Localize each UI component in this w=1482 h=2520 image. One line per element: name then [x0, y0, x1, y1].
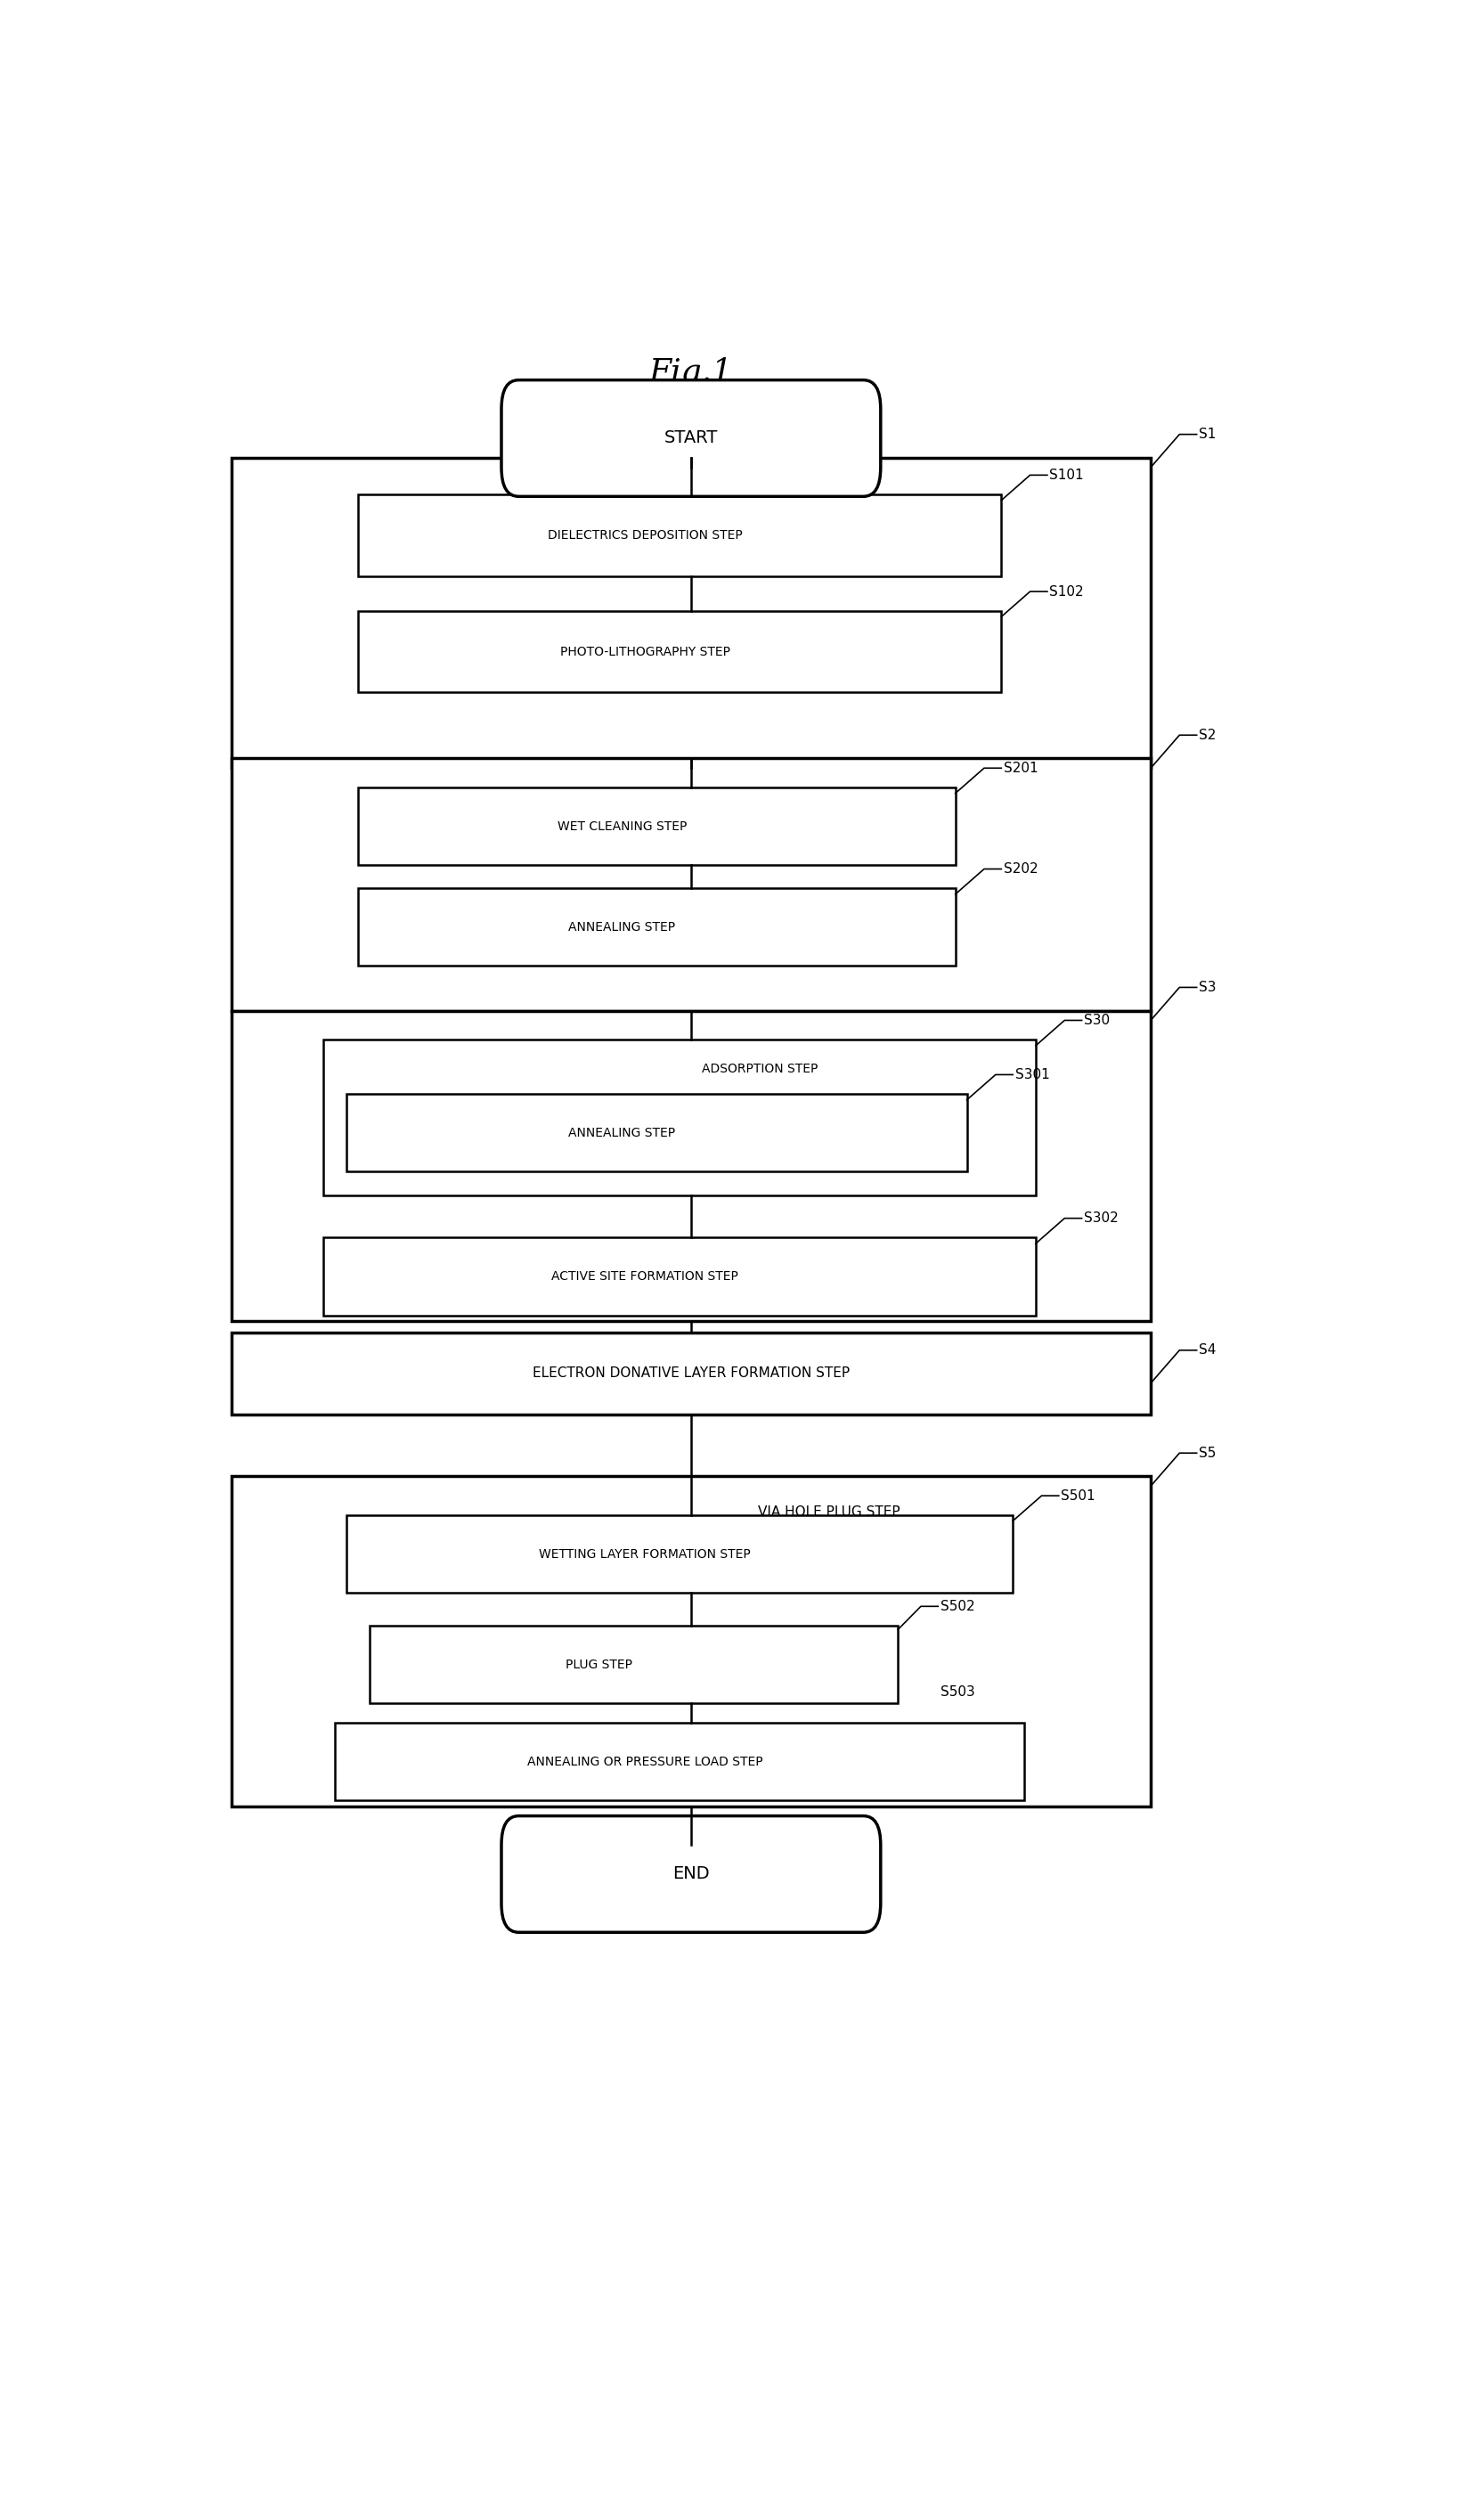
Bar	[357, 890, 954, 965]
Text: S301: S301	[1015, 1068, 1049, 1081]
Bar	[335, 1724, 1024, 1799]
Text: S501: S501	[1061, 1489, 1095, 1502]
Text: ELECTRON DONATIVE LAYER FORMATION STEP: ELECTRON DONATIVE LAYER FORMATION STEP	[532, 1366, 849, 1381]
FancyBboxPatch shape	[501, 1817, 880, 1933]
Bar	[323, 1237, 1034, 1315]
Bar	[357, 494, 1000, 577]
Text: WETTING LAYER FORMATION STEP: WETTING LAYER FORMATION STEP	[539, 1547, 750, 1560]
Text: S1: S1	[1199, 428, 1215, 441]
Bar	[231, 459, 1150, 769]
Text: ACTIVE SITE FORMATION STEP: ACTIVE SITE FORMATION STEP	[551, 1270, 738, 1283]
Bar	[357, 786, 954, 864]
FancyBboxPatch shape	[501, 381, 880, 496]
Text: S2: S2	[1199, 728, 1215, 741]
Text: ADSORPTION STEP: ADSORPTION STEP	[701, 1063, 818, 1076]
Text: S30: S30	[1083, 1013, 1110, 1028]
Text: S503: S503	[940, 1686, 974, 1698]
Text: Fig.1: Fig.1	[649, 358, 732, 388]
Text: S3: S3	[1199, 980, 1215, 993]
Text: S502: S502	[940, 1600, 974, 1613]
Bar	[231, 1477, 1150, 1807]
Text: START: START	[664, 431, 717, 446]
Text: S201: S201	[1003, 761, 1037, 774]
Bar	[323, 1041, 1034, 1194]
Text: VIA HOLE PATTERNING
STEP: VIA HOLE PATTERNING STEP	[705, 501, 860, 532]
Text: SURFACE TREATMENT STEP: SURFACE TREATMENT STEP	[735, 1041, 922, 1053]
Bar	[357, 610, 1000, 693]
Text: ANNEALING STEP: ANNEALING STEP	[568, 920, 676, 932]
Text: S302: S302	[1083, 1212, 1117, 1225]
Bar	[369, 1625, 897, 1704]
Bar	[345, 1515, 1012, 1593]
Bar	[231, 759, 1150, 1011]
Text: S101: S101	[1049, 469, 1083, 481]
Bar	[231, 1333, 1150, 1414]
Text: PLUG STEP: PLUG STEP	[565, 1658, 633, 1671]
Bar	[231, 1011, 1150, 1320]
Text: VIA HOLE PLUG STEP: VIA HOLE PLUG STEP	[757, 1504, 900, 1520]
Text: PHOTO-LITHOGRAPHY STEP: PHOTO-LITHOGRAPHY STEP	[560, 645, 729, 658]
Text: S4: S4	[1199, 1343, 1215, 1356]
Text: WET CLEANING STEP: WET CLEANING STEP	[557, 819, 686, 832]
Text: S102: S102	[1049, 585, 1083, 597]
Text: S5: S5	[1199, 1446, 1215, 1459]
Text: ANNEALING OR PRESSURE LOAD STEP: ANNEALING OR PRESSURE LOAD STEP	[528, 1756, 762, 1769]
Bar	[345, 1094, 966, 1172]
Text: CLEANING STEP: CLEANING STEP	[785, 789, 894, 801]
Text: S202: S202	[1003, 862, 1037, 874]
Text: END: END	[671, 1865, 708, 1882]
Text: DIELECTRICS DEPOSITION STEP: DIELECTRICS DEPOSITION STEP	[547, 529, 742, 542]
Text: ANNEALING STEP: ANNEALING STEP	[568, 1126, 676, 1139]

☆ ☆ ☆ ☆

Write out every line of the records above without any changes, leaving out the pictures.

#### FINISHED TASK:
Localize each UI component in this w=1482 h=2520 image. One line per element: name then [x0, y0, x1, y1].
Bar	[357, 890, 954, 965]
Text: S301: S301	[1015, 1068, 1049, 1081]
Bar	[335, 1724, 1024, 1799]
Text: S501: S501	[1061, 1489, 1095, 1502]
Text: ELECTRON DONATIVE LAYER FORMATION STEP: ELECTRON DONATIVE LAYER FORMATION STEP	[532, 1366, 849, 1381]
FancyBboxPatch shape	[501, 1817, 880, 1933]
Bar	[323, 1237, 1034, 1315]
Bar	[357, 494, 1000, 577]
Text: WETTING LAYER FORMATION STEP: WETTING LAYER FORMATION STEP	[539, 1547, 750, 1560]
Text: S1: S1	[1199, 428, 1215, 441]
Bar	[231, 459, 1150, 769]
Text: ACTIVE SITE FORMATION STEP: ACTIVE SITE FORMATION STEP	[551, 1270, 738, 1283]
Bar	[357, 786, 954, 864]
FancyBboxPatch shape	[501, 381, 880, 496]
Text: S2: S2	[1199, 728, 1215, 741]
Text: ADSORPTION STEP: ADSORPTION STEP	[701, 1063, 818, 1076]
Text: S30: S30	[1083, 1013, 1110, 1028]
Text: S503: S503	[940, 1686, 974, 1698]
Text: Fig.1: Fig.1	[649, 358, 732, 388]
Text: S3: S3	[1199, 980, 1215, 993]
Text: S502: S502	[940, 1600, 974, 1613]
Bar	[231, 1477, 1150, 1807]
Text: START: START	[664, 431, 717, 446]
Text: S201: S201	[1003, 761, 1037, 774]
Bar	[323, 1041, 1034, 1194]
Text: VIA HOLE PATTERNING
STEP: VIA HOLE PATTERNING STEP	[705, 501, 860, 532]
Text: SURFACE TREATMENT STEP: SURFACE TREATMENT STEP	[735, 1041, 922, 1053]
Bar	[357, 610, 1000, 693]
Text: ANNEALING STEP: ANNEALING STEP	[568, 920, 676, 932]
Text: S302: S302	[1083, 1212, 1117, 1225]
Bar	[369, 1625, 897, 1704]
Bar	[345, 1515, 1012, 1593]
Bar	[231, 759, 1150, 1011]
Text: S101: S101	[1049, 469, 1083, 481]
Bar	[231, 1333, 1150, 1414]
Text: PLUG STEP: PLUG STEP	[565, 1658, 633, 1671]
Bar	[231, 1011, 1150, 1320]
Text: VIA HOLE PLUG STEP: VIA HOLE PLUG STEP	[757, 1504, 900, 1520]
Text: PHOTO-LITHOGRAPHY STEP: PHOTO-LITHOGRAPHY STEP	[560, 645, 729, 658]
Text: S4: S4	[1199, 1343, 1215, 1356]
Text: WET CLEANING STEP: WET CLEANING STEP	[557, 819, 686, 832]
Text: S102: S102	[1049, 585, 1083, 597]
Text: S5: S5	[1199, 1446, 1215, 1459]
Text: ANNEALING OR PRESSURE LOAD STEP: ANNEALING OR PRESSURE LOAD STEP	[528, 1756, 762, 1769]
Bar	[345, 1094, 966, 1172]
Text: CLEANING STEP: CLEANING STEP	[785, 789, 894, 801]
Text: S202: S202	[1003, 862, 1037, 874]
Text: END: END	[671, 1865, 708, 1882]
Text: DIELECTRICS DEPOSITION STEP: DIELECTRICS DEPOSITION STEP	[547, 529, 742, 542]
Text: ANNEALING STEP: ANNEALING STEP	[568, 1126, 676, 1139]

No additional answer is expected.